Exercise materials
***

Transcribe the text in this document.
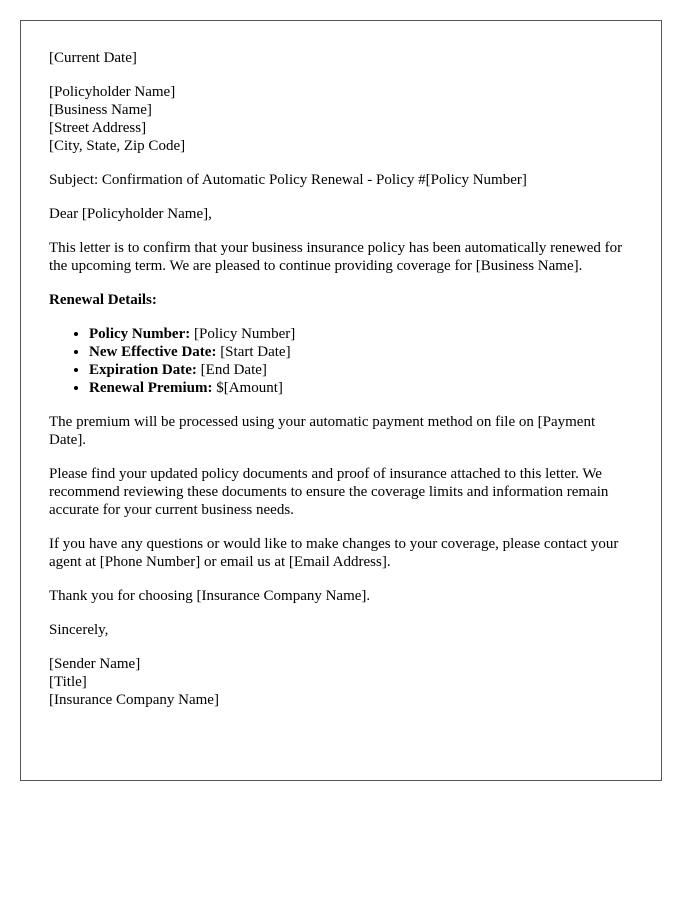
[Current Date]

[Policyholder Name]

[Business Name]

[Street Address]

[City, State, Zip Code]

Subject: Confirmation of Automatic Policy Renewal - Policy #[Policy Number]

Dear [Policyholder Name],

This letter is to confirm that your business insurance policy has been automatically renewed for the upcoming term. We are pleased to continue providing coverage for [Business Name].

Renewal Details:

• Policy Number: [Policy Number]
• New Effective Date: [Start Date]
• Expiration Date: [End Date]
• Renewal Premium: $[Amount]

The premium will be processed using your automatic payment method on file on [Payment Date].

Please find your updated policy documents and proof of insurance attached to this letter. We recommend reviewing these documents to ensure the coverage limits and information remain accurate for your current business needs.

If you have any questions or would like to make changes to your coverage, please contact your agent at [Phone Number] or email us at [Email Address].

Thank you for choosing [Insurance Company Name].

Sincerely,

[Sender Name]

[Title]

[Insurance Company Name]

***

Task instructions
Quote each entry above verbatim and drop the pictures.

Finished exercise
Transcribe the text in this document.
[Current Date]

[Policyholder Name]

[Business Name]

[Street Address]

[City, State, Zip Code]

Subject: Confirmation of Automatic Policy Renewal - Policy #[Policy Number]

Dear [Policyholder Name],

This letter is to confirm that your business insurance policy has been automatically renewed for the upcoming term. We are pleased to continue providing coverage for [Business Name].

Renewal Details:

• Policy Number: [Policy Number]
• New Effective Date: [Start Date]
• Expiration Date: [End Date]
• Renewal Premium: $[Amount]

The premium will be processed using your automatic payment method on file on [Payment Date].

Please find your updated policy documents and proof of insurance attached to this letter. We recommend reviewing these documents to ensure the coverage limits and information remain accurate for your current business needs.

If you have any questions or would like to make changes to your coverage, please contact your agent at [Phone Number] or email us at [Email Address].

Thank you for choosing [Insurance Company Name].

Sincerely,

[Sender Name]

[Title]

[Insurance Company Name]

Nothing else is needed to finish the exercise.